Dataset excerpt
/---
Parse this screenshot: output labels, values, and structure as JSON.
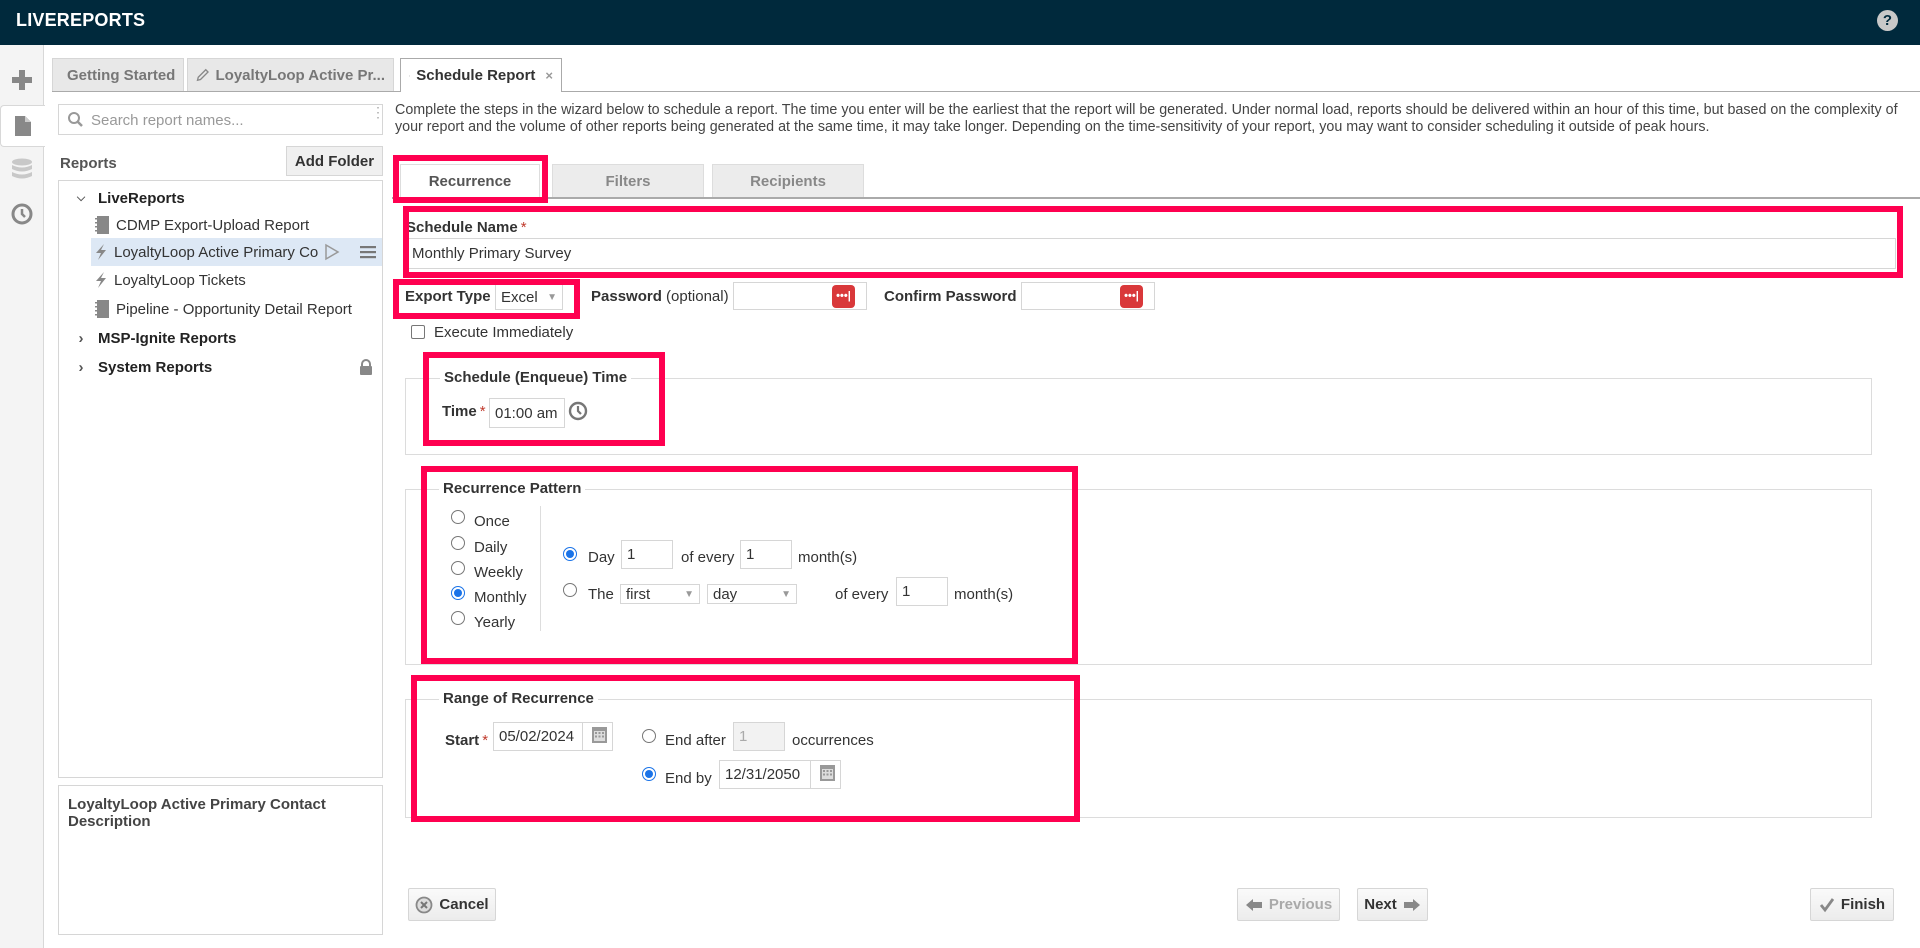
{
  "app": {
    "title": "LIVEREPORTS",
    "help_icon": "question-circle-icon"
  },
  "iconbar": {
    "items": [
      {
        "name": "add",
        "icon": "plus-icon"
      },
      {
        "name": "reports",
        "icon": "document-icon",
        "selected": true
      },
      {
        "name": "data",
        "icon": "database-icon"
      },
      {
        "name": "schedules",
        "icon": "clock-icon"
      }
    ]
  },
  "doc_tabs": [
    {
      "label": "Getting Started",
      "icon": "arrow-circle-icon"
    },
    {
      "label": "LoyaltyLoop Active Pr...",
      "icon": "pencil-icon"
    },
    {
      "label": "Schedule Report",
      "icon": "clock-icon",
      "active": true,
      "close": "×"
    }
  ],
  "sidebar": {
    "search_placeholder": "Search report names...",
    "reports_label": "Reports",
    "add_folder_label": "Add Folder",
    "tree": [
      {
        "label": "LiveReports",
        "type": "folder",
        "expanded": true,
        "caret": "⌄"
      },
      {
        "label": "CDMP Export-Upload Report",
        "type": "report",
        "icon": "notebook-icon"
      },
      {
        "label": "LoyaltyLoop Active Primary Con",
        "type": "report",
        "icon": "lightning-icon",
        "selected": true
      },
      {
        "label": "LoyaltyLoop Tickets",
        "type": "report",
        "icon": "lightning-icon"
      },
      {
        "label": "Pipeline - Opportunity Detail Report",
        "type": "report",
        "icon": "notebook-icon"
      },
      {
        "label": "MSP-Ignite Reports",
        "type": "folder",
        "expanded": false,
        "caret": "›"
      },
      {
        "label": "System Reports",
        "type": "folder",
        "expanded": false,
        "caret": "›",
        "locked": true
      }
    ],
    "description_title": "LoyaltyLoop Active Primary Contact Description"
  },
  "main": {
    "intro": "Complete the steps in the wizard below to schedule a report. The time you enter will be the earliest that the report will be generated. Under normal load, reports should be delivered within an hour of this time, but based on the complexity of your report and the volume of other reports being generated at the same time, it may take longer. Depending on the time-sensitivity of your report, you may want to consider scheduling it outside of peak hours.",
    "wizard_tabs": [
      {
        "label": "Recurrence",
        "active": true
      },
      {
        "label": "Filters"
      },
      {
        "label": "Recipients"
      }
    ],
    "schedule_name": {
      "label": "Schedule Name",
      "required": "*",
      "value": "Monthly Primary Survey"
    },
    "export_type": {
      "label": "Export Type",
      "value": "Excel"
    },
    "password": {
      "label": "Password",
      "hint": "(optional)",
      "value": ""
    },
    "confirm_password": {
      "label": "Confirm Password",
      "value": ""
    },
    "execute_immediately": {
      "label": "Execute Immediately",
      "checked": false
    },
    "schedule_time": {
      "legend": "Schedule (Enqueue) Time",
      "time_label": "Time",
      "required": "*",
      "value": "01:00 am"
    },
    "recurrence_pattern": {
      "legend": "Recurrence Pattern",
      "options": [
        {
          "label": "Once",
          "checked": false
        },
        {
          "label": "Daily",
          "checked": false
        },
        {
          "label": "Weekly",
          "checked": false
        },
        {
          "label": "Monthly",
          "checked": true
        },
        {
          "label": "Yearly",
          "checked": false
        }
      ],
      "monthly": {
        "day_option": {
          "label": "Day",
          "checked": true,
          "day_value": "1",
          "of_every": "of every",
          "months_value": "1",
          "unit": "month(s)"
        },
        "the_option": {
          "label": "The",
          "checked": false,
          "ordinal": "first",
          "weekday": "day",
          "of_every": "of every",
          "months_value": "1",
          "unit": "month(s)"
        }
      }
    },
    "range": {
      "legend": "Range of Recurrence",
      "start_label": "Start",
      "required": "*",
      "start_value": "05/02/2024",
      "end_after": {
        "label": "End after",
        "value": "1",
        "unit": "occurrences",
        "checked": false
      },
      "end_by": {
        "label": "End by",
        "value": "12/31/2050",
        "checked": true
      }
    },
    "buttons": {
      "cancel": "Cancel",
      "previous": "Previous",
      "next": "Next",
      "finish": "Finish"
    },
    "highlight_color": "#ff0050"
  }
}
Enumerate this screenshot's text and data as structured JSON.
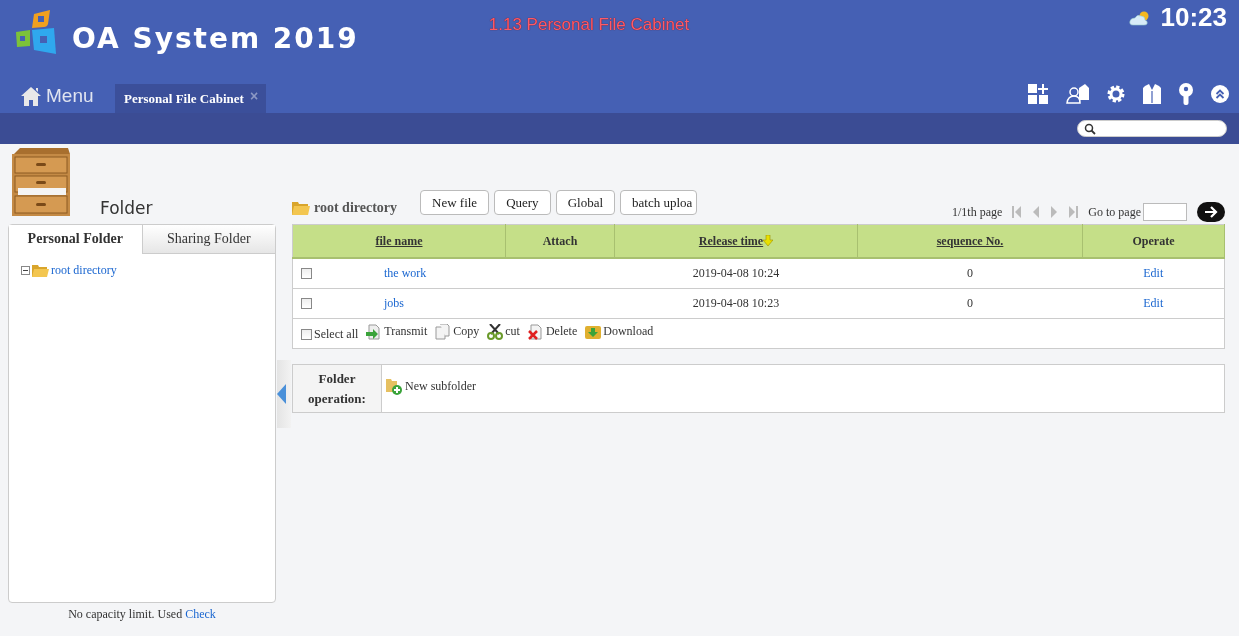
{
  "header": {
    "logo_text": "OA System 2019",
    "caption": "1.13 Personal File Cabinet",
    "time": "10:23"
  },
  "nav": {
    "menu_label": "Menu",
    "tabs": [
      {
        "label": "Personal File Cabinet",
        "selected": true,
        "close": "×"
      }
    ]
  },
  "sidebar": {
    "title": "Folder",
    "tabs": [
      {
        "label": "Personal Folder",
        "selected": true
      },
      {
        "label": "Sharing Folder",
        "selected": false
      }
    ],
    "tree": [
      {
        "label": "root directory",
        "expanded": true
      }
    ],
    "footer": {
      "text": "No capacity limit. Used",
      "link": "Check"
    }
  },
  "main": {
    "path": "root directory",
    "buttons": [
      "New file",
      "Query",
      "Global",
      "batch uploa"
    ],
    "pager": {
      "label": "1/1th page",
      "goto_label": "Go to page"
    },
    "table": {
      "columns": [
        {
          "label": "file name",
          "sortable": true,
          "sorted": false
        },
        {
          "label": "Attach",
          "sortable": false,
          "sorted": false
        },
        {
          "label": "Release time",
          "sortable": true,
          "sorted": true
        },
        {
          "label": "sequence No.",
          "sortable": true,
          "sorted": false
        },
        {
          "label": "Operate",
          "sortable": false,
          "sorted": false
        }
      ],
      "rows": [
        {
          "checked": false,
          "name": "the work",
          "release_time": "2019-04-08 10:24",
          "sequence": "0",
          "operate": "Edit"
        },
        {
          "checked": false,
          "name": "jobs",
          "release_time": "2019-04-08 10:23",
          "sequence": "0",
          "operate": "Edit"
        }
      ],
      "select_all": {
        "label": "Select all",
        "checked": false
      },
      "actions": [
        {
          "kind": "transmit",
          "label": "Transmit"
        },
        {
          "kind": "copy",
          "label": "Copy"
        },
        {
          "kind": "cut",
          "label": "cut"
        },
        {
          "kind": "delete",
          "label": "Delete"
        },
        {
          "kind": "download",
          "label": "Download"
        }
      ]
    },
    "folder_operation": {
      "label": "Folder operation:",
      "actions": [
        {
          "kind": "new-subfolder",
          "label": "New subfolder"
        }
      ]
    }
  }
}
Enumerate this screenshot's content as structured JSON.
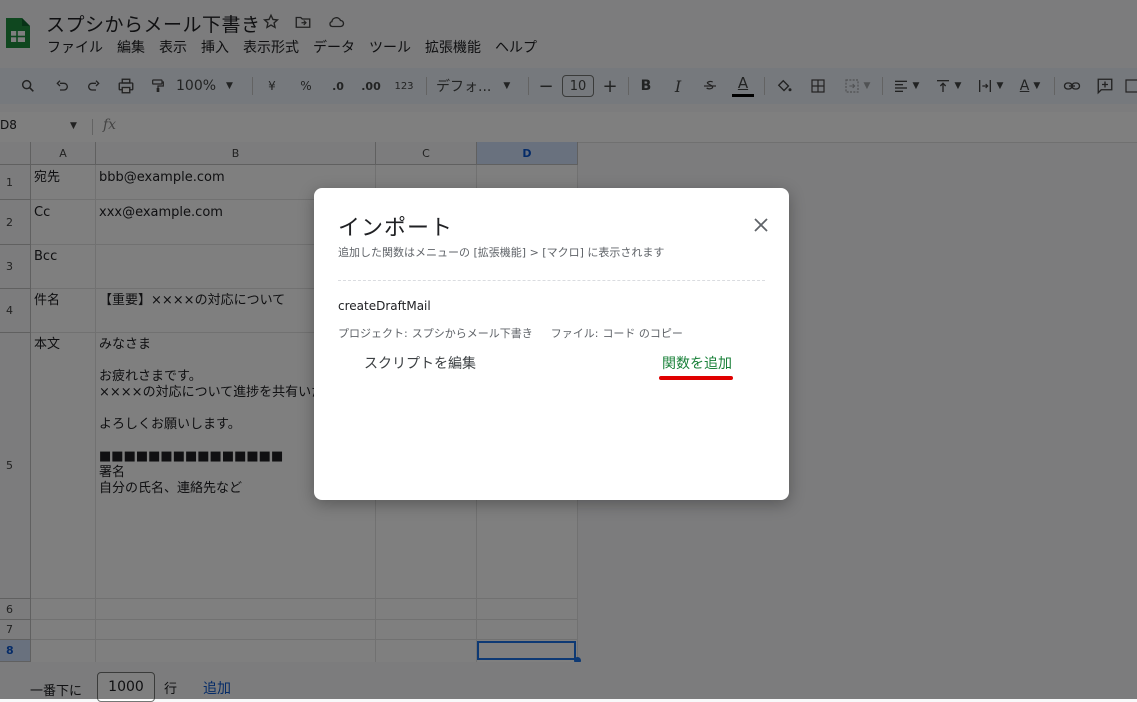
{
  "header": {
    "doc_title": "スプシからメール下書き",
    "menu": [
      "ファイル",
      "編集",
      "表示",
      "挿入",
      "表示形式",
      "データ",
      "ツール",
      "拡張機能",
      "ヘルプ"
    ]
  },
  "toolbar": {
    "zoom": "100%",
    "currency": "¥",
    "percent": "%",
    "decrease_decimal": ".0",
    "increase_decimal": ".00",
    "number_format": "123",
    "font": "デフォ...",
    "font_size": "10",
    "bold": "B",
    "italic": "I",
    "text_color": "A",
    "wrap_text": "A"
  },
  "formula_bar": {
    "name_box": "D8",
    "fx": "fx"
  },
  "grid": {
    "columns": [
      "A",
      "B",
      "C",
      "D"
    ],
    "rows": [
      "1",
      "2",
      "3",
      "4",
      "5",
      "6",
      "7",
      "8"
    ],
    "cells": {
      "a1": "宛先",
      "b1": "bbb@example.com",
      "a2": "Cc",
      "b2": "xxx@example.com",
      "a3": "Bcc",
      "a4": "件名",
      "b4": "【重要】××××の対応について",
      "a5": "本文",
      "b5": "みなさま\n\nお疲れさまです。\n××××の対応について進捗を共有いた\n\nよろしくお願いします。\n\n■■■■■■■■■■■■■■■\n署名\n自分の氏名、連絡先など"
    }
  },
  "bottom": {
    "prefix": "一番下に",
    "row_count": "1000",
    "suffix": "行",
    "add_label": "追加"
  },
  "dialog": {
    "title": "インポート",
    "subtitle": "追加した関数はメニューの [拡張機能] > [マクロ] に表示されます",
    "function_name": "createDraftMail",
    "project_label": "プロジェクト:",
    "project_value": "スプシからメール下書き",
    "file_label": "ファイル:",
    "file_value": "コード のコピー",
    "edit_script": "スクリプトを編集",
    "add_function": "関数を追加"
  },
  "colors": {
    "accent_green": "#188038",
    "highlight_red": "#e00000",
    "selection_blue": "#1a73e8"
  }
}
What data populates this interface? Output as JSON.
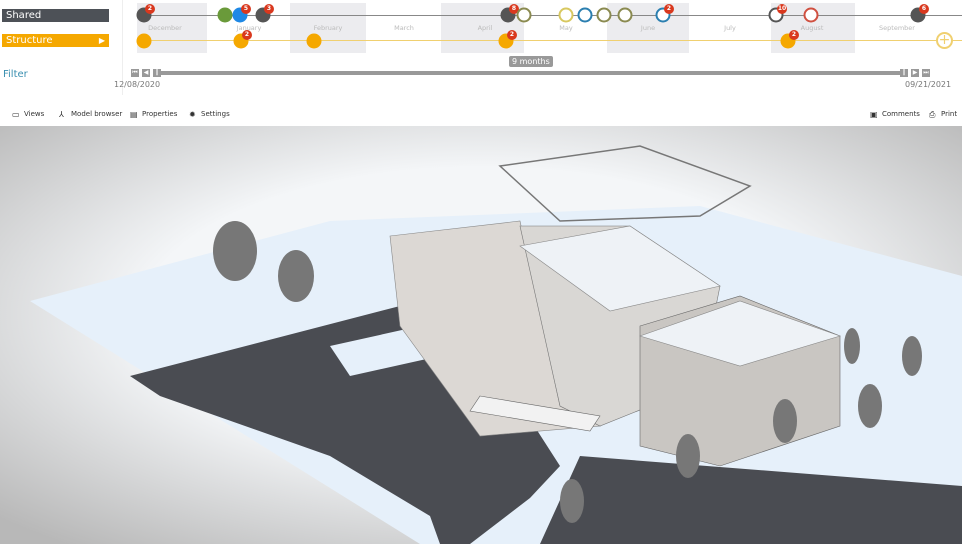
{
  "timeline": {
    "lanes": [
      {
        "label": "Shared",
        "color": "#4d5157"
      },
      {
        "label": "Structure",
        "color": "#f5a800",
        "arrow": "▶"
      }
    ],
    "filter_label": "Filter",
    "months": [
      "December",
      "January",
      "February",
      "March",
      "April",
      "May",
      "June",
      "July",
      "August",
      "September"
    ],
    "shared_nodes": [
      {
        "fill": "#555",
        "badge": "2"
      },
      {
        "fill": "#6a9a3a"
      },
      {
        "fill": "#1e88e5",
        "badge": "5"
      },
      {
        "fill": "#555",
        "badge": "3"
      },
      {
        "fill": "#555",
        "badge": "8"
      },
      {
        "stroke": "#8a8a50"
      },
      {
        "stroke": "#d8c860"
      },
      {
        "stroke": "#2b7fb0"
      },
      {
        "stroke": "#8a8a50"
      },
      {
        "stroke": "#8a8a50"
      },
      {
        "stroke": "#2b7fb0",
        "badge": "2"
      },
      {
        "stroke": "#555",
        "badge": "10"
      },
      {
        "stroke": "#d05040"
      },
      {
        "fill": "#555",
        "badge": "6"
      }
    ],
    "structure_nodes": [
      {
        "badge": ""
      },
      {
        "badge": "2"
      },
      {
        "badge": ""
      },
      {
        "badge": "2"
      },
      {
        "badge": "2"
      }
    ],
    "add_icon": "plus-circle-icon",
    "range_label": "9 months",
    "start_date": "12/08/2020",
    "end_date": "09/21/2021"
  },
  "toolbar": {
    "left": [
      {
        "label": "Views",
        "icon": "monitor-icon"
      },
      {
        "label": "Model browser",
        "icon": "hierarchy-icon"
      },
      {
        "label": "Properties",
        "icon": "document-icon"
      },
      {
        "label": "Settings",
        "icon": "gear-icon"
      }
    ],
    "right": [
      {
        "label": "Comments",
        "icon": "comment-icon"
      },
      {
        "label": "Print",
        "icon": "printer-icon"
      }
    ]
  },
  "colors": {
    "shared": "#4d5157",
    "structure": "#f5a800",
    "badge": "#d9381e",
    "ground": "#e6f0fa"
  }
}
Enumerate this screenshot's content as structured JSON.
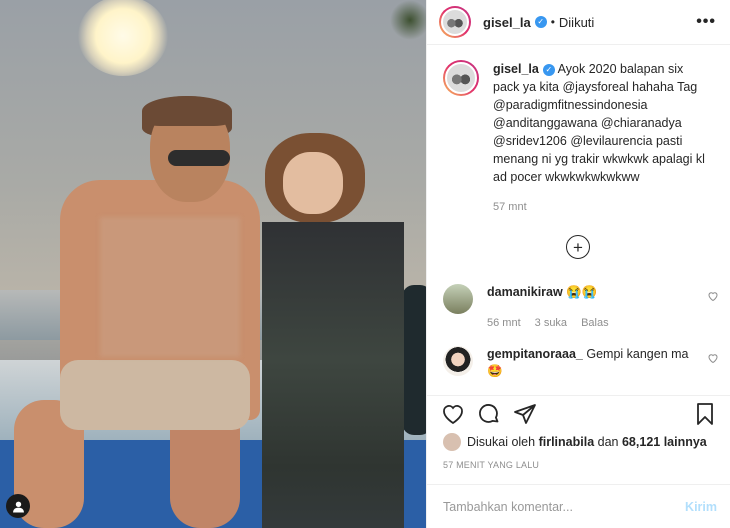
{
  "header": {
    "username": "gisel_la",
    "separator": "•",
    "follow_status": "Diikuti",
    "more_label": "•••"
  },
  "caption": {
    "username": "gisel_la",
    "text": "Ayok 2020 balapan six pack ya kita @jaysforeal hahaha Tag @paradigmfitnessindonesia @anditanggawana @chiaranadya @sridev1206 @levilaurencia pasti menang ni yg trakir wkwkwk apalagi kl ad pocer wkwkwkwkwkww",
    "time": "57 mnt"
  },
  "load_more_icon": "plus-circle-icon",
  "comments": [
    {
      "username": "damanikiraw",
      "text": "😭😭",
      "time": "56 mnt",
      "likes": "3 suka",
      "reply": "Balas"
    },
    {
      "username": "gempitanoraaa_",
      "text": "Gempi kangen ma 🤩"
    }
  ],
  "likes": {
    "prefix": "Disukai oleh",
    "user": "firlinabila",
    "middle": "dan",
    "count": "68,121 lainnya"
  },
  "post_time": "57 MENIT YANG LALU",
  "comment_box": {
    "placeholder": "Tambahkan komentar...",
    "post_label": "Kirim"
  },
  "colors": {
    "verified": "#3897f0",
    "post_disabled": "#b2dffc",
    "muted": "#8e8e8e"
  }
}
\---
▸ **INSTRUCTIONS TO FOLLOW**
Each line that has the word "Personal" should be copied.

▸ **FINISHED ANSWER**
    "caption": "1.13 Personal File Cabinet",
        "label": "Personal File Cabinet",
        "label": "Personal Folder",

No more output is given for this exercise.